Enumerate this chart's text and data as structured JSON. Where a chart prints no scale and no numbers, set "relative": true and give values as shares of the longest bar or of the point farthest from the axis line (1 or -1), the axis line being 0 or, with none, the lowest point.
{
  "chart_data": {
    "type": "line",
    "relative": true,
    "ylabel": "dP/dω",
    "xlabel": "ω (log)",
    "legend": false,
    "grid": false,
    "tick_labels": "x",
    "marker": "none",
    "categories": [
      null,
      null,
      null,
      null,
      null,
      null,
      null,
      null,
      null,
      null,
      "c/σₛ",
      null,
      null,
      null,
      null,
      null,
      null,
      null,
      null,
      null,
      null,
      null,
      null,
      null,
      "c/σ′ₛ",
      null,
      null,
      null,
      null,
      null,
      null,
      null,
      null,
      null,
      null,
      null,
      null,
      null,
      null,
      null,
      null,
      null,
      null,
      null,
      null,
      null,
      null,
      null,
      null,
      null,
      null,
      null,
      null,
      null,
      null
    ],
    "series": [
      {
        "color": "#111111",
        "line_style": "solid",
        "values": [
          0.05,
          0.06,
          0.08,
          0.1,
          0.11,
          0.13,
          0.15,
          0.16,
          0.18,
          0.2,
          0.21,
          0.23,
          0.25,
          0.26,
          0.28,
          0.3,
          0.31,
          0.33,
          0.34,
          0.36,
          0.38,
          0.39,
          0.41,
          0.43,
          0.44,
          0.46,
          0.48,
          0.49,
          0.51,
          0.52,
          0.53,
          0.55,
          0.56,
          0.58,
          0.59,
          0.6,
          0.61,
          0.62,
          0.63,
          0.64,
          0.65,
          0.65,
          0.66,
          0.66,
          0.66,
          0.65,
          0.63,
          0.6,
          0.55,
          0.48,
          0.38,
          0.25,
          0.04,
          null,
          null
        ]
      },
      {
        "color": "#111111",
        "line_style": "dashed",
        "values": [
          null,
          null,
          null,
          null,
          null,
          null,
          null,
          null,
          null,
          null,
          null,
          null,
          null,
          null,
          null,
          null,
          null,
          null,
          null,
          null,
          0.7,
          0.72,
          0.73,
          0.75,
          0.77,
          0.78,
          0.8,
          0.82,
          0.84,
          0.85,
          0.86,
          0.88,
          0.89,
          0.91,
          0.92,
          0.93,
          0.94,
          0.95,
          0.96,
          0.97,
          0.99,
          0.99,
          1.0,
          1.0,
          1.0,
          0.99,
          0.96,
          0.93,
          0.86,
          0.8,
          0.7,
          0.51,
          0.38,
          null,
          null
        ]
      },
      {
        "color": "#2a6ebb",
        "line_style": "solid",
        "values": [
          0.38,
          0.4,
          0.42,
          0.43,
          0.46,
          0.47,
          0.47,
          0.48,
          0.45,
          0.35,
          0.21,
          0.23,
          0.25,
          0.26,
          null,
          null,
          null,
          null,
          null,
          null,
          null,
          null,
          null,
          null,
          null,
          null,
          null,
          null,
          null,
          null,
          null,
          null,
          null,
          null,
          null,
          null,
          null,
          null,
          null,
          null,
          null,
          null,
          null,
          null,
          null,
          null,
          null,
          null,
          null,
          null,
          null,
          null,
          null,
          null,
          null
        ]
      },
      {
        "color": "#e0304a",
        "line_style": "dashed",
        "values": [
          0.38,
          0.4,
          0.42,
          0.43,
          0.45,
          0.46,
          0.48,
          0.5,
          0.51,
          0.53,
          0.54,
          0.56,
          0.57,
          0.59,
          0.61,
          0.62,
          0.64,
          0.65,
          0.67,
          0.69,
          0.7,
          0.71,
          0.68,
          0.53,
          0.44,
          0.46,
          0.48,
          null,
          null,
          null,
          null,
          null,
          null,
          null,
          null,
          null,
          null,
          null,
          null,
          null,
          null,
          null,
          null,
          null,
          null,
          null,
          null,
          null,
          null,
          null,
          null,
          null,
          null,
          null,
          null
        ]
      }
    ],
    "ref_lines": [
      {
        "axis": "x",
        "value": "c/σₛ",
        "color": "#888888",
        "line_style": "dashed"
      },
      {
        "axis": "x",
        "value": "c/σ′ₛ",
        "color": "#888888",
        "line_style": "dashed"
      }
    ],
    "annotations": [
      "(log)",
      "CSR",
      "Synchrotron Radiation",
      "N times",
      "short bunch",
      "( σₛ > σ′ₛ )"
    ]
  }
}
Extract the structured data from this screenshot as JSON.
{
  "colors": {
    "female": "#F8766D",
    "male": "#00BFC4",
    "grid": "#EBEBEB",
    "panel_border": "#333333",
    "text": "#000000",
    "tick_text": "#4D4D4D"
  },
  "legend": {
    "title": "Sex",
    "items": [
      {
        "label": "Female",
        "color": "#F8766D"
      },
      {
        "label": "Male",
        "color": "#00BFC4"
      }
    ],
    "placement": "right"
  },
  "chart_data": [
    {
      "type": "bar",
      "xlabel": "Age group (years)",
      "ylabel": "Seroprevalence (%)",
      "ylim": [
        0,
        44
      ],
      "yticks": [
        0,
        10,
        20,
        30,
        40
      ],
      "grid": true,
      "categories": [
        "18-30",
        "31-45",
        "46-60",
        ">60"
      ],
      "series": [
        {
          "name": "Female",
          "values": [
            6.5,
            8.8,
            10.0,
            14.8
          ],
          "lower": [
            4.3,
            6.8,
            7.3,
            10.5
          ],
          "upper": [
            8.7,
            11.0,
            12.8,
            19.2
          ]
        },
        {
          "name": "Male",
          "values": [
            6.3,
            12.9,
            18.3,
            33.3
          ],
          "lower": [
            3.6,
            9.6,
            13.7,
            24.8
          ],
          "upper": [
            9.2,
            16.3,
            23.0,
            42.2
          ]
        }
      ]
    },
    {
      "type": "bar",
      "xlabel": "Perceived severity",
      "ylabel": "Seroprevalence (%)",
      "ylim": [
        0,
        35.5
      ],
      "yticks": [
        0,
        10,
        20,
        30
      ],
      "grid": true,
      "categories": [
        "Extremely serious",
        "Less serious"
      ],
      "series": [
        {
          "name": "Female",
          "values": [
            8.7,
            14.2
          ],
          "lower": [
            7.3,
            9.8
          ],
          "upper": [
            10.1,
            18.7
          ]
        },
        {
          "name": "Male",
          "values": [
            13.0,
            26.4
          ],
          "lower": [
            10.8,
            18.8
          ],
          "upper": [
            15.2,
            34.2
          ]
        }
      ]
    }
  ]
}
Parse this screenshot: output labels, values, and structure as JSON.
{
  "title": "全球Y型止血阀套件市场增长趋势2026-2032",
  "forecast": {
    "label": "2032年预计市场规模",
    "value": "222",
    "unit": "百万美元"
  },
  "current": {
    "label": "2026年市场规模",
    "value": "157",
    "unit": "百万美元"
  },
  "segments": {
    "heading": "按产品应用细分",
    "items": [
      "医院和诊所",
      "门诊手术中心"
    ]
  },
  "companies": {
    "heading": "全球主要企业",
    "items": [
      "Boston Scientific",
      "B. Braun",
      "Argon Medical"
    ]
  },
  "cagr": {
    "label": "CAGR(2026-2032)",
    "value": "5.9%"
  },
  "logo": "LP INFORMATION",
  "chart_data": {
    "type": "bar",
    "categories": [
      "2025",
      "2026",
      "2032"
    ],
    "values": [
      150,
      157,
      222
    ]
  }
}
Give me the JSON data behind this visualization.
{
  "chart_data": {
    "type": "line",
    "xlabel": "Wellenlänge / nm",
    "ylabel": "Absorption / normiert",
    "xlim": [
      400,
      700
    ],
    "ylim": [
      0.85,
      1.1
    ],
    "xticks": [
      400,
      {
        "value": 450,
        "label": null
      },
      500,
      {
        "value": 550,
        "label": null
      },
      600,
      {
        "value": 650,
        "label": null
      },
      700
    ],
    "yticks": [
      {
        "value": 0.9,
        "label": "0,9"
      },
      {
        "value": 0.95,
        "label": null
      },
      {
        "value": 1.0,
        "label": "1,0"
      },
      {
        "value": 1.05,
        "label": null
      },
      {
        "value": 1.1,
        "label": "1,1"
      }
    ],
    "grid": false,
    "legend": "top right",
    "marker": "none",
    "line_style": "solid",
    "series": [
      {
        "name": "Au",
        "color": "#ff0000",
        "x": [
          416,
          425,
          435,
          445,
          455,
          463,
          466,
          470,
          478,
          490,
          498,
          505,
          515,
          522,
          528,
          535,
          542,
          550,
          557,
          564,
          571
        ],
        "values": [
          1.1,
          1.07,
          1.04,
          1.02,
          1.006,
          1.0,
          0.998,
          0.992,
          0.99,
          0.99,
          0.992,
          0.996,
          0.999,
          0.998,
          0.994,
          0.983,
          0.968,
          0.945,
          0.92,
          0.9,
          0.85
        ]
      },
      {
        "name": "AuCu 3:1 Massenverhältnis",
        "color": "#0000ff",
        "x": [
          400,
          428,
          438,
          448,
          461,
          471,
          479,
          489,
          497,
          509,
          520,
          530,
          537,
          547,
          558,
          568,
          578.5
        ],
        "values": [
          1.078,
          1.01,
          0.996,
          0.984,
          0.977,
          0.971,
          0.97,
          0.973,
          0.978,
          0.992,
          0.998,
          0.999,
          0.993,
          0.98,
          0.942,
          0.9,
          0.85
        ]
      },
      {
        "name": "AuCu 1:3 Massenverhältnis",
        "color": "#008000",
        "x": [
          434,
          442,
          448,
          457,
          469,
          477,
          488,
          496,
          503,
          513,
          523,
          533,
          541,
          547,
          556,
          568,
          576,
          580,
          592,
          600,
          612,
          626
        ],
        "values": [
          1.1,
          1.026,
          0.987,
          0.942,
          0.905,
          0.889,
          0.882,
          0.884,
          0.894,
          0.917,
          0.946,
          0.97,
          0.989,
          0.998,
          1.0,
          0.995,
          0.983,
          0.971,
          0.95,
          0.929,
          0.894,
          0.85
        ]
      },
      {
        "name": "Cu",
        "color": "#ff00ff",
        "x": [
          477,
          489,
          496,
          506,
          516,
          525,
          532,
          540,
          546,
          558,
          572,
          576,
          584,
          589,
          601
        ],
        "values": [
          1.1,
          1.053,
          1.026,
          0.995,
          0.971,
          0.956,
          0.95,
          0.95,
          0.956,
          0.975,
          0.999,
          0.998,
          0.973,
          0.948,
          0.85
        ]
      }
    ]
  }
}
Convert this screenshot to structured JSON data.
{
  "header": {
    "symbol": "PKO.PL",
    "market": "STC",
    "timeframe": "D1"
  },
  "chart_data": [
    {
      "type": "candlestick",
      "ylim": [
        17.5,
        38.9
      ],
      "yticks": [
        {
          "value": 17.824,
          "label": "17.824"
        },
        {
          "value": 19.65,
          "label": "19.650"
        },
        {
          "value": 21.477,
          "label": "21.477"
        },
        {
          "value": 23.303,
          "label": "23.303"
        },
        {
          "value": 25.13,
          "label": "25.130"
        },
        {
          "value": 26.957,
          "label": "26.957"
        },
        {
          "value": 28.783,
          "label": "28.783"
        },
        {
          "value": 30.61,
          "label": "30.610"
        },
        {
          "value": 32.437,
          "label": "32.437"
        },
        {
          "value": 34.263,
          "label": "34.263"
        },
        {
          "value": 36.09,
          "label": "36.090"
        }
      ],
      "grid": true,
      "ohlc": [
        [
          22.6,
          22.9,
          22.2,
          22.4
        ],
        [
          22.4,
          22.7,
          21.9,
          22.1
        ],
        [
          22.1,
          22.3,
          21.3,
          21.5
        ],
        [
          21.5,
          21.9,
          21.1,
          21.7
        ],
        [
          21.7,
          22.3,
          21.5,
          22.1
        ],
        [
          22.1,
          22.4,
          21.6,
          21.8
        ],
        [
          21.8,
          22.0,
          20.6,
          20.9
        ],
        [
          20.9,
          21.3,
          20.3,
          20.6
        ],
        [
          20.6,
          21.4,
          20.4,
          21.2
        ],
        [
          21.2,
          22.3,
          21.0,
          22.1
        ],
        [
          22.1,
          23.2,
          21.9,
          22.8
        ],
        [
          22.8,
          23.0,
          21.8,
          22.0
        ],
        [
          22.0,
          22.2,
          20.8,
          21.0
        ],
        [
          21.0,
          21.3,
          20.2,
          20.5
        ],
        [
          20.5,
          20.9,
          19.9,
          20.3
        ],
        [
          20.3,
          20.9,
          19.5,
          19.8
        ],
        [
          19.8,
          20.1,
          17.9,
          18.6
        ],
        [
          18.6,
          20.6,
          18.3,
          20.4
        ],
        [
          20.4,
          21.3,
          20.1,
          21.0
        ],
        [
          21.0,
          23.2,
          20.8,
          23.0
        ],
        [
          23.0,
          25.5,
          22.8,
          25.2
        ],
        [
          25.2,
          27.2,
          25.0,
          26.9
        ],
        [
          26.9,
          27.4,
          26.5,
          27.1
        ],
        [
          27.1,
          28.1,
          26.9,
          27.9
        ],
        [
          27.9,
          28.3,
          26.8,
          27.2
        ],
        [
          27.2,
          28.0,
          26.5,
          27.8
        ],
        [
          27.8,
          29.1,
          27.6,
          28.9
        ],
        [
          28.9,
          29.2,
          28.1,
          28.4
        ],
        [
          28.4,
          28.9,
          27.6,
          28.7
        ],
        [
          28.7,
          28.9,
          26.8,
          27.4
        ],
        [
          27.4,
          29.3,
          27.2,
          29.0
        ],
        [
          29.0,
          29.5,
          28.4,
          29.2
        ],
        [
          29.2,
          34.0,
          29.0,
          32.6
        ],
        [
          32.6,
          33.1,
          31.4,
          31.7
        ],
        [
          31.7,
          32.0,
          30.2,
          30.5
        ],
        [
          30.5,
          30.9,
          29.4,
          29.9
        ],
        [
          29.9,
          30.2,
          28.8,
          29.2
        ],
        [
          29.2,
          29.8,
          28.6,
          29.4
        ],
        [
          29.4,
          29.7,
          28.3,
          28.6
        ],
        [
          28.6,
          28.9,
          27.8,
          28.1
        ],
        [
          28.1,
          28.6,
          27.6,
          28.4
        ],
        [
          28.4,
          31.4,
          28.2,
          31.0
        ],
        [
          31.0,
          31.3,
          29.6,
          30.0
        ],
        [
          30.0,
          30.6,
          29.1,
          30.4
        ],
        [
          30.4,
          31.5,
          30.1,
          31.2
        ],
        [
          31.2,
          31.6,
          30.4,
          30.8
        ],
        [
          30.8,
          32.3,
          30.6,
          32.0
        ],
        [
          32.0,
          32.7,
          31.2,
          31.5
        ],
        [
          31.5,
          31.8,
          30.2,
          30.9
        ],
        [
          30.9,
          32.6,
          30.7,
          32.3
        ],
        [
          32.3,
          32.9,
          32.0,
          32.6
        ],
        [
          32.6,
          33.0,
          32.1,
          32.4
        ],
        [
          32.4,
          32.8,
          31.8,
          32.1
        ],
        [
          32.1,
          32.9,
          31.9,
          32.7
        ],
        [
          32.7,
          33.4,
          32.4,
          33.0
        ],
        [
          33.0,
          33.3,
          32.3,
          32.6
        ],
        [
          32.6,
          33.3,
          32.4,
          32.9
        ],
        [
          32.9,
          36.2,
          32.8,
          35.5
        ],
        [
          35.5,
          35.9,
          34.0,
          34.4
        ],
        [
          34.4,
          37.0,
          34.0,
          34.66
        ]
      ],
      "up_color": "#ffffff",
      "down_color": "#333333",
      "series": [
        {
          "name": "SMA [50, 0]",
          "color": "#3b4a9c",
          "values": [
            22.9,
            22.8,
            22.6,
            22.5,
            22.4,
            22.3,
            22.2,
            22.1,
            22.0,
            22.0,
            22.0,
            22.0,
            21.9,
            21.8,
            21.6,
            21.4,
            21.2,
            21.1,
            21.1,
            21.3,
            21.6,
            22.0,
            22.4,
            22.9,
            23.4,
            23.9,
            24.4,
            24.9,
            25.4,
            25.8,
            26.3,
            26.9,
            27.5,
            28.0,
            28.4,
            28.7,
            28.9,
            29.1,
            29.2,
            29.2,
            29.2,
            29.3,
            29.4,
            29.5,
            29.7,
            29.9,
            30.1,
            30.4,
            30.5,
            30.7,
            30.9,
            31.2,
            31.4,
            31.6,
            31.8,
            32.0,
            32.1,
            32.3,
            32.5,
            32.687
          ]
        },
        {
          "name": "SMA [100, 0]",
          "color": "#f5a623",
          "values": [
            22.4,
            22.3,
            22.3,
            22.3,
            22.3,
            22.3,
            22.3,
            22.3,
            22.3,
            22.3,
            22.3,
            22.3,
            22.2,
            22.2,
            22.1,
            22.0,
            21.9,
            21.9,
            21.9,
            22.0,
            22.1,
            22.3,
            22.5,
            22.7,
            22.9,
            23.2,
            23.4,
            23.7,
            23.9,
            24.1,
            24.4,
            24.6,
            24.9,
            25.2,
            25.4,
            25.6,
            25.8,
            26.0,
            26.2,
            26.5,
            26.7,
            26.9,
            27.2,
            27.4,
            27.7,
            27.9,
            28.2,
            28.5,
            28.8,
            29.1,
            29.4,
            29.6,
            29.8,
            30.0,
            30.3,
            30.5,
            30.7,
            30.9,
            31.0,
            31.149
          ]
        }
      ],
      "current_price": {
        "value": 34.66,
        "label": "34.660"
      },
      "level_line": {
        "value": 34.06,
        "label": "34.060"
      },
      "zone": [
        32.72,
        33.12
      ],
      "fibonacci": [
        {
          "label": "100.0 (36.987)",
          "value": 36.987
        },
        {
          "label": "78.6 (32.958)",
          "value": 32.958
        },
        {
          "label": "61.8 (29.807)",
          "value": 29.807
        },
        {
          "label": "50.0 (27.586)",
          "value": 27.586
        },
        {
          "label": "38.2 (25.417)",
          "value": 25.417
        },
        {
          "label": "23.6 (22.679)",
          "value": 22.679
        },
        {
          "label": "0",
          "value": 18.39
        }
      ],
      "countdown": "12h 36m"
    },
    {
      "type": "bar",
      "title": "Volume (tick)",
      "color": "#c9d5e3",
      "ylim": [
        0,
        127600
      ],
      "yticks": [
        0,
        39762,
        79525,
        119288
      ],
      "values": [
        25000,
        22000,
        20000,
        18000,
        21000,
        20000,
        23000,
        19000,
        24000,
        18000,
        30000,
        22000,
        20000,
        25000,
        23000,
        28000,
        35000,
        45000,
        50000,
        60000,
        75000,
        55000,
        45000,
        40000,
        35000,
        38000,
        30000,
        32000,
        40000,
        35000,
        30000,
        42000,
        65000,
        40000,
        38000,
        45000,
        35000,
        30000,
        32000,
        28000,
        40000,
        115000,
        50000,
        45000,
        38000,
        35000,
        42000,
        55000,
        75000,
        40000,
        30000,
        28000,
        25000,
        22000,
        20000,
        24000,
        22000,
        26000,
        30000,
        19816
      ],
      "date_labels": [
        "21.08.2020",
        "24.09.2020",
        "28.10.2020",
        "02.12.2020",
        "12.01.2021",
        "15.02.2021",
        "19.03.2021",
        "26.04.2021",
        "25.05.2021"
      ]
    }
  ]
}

-------------------------

* Exercise directions *
The answer must consist solely of the number of lines in the entries that contain the word "title".

* Exercise output *
3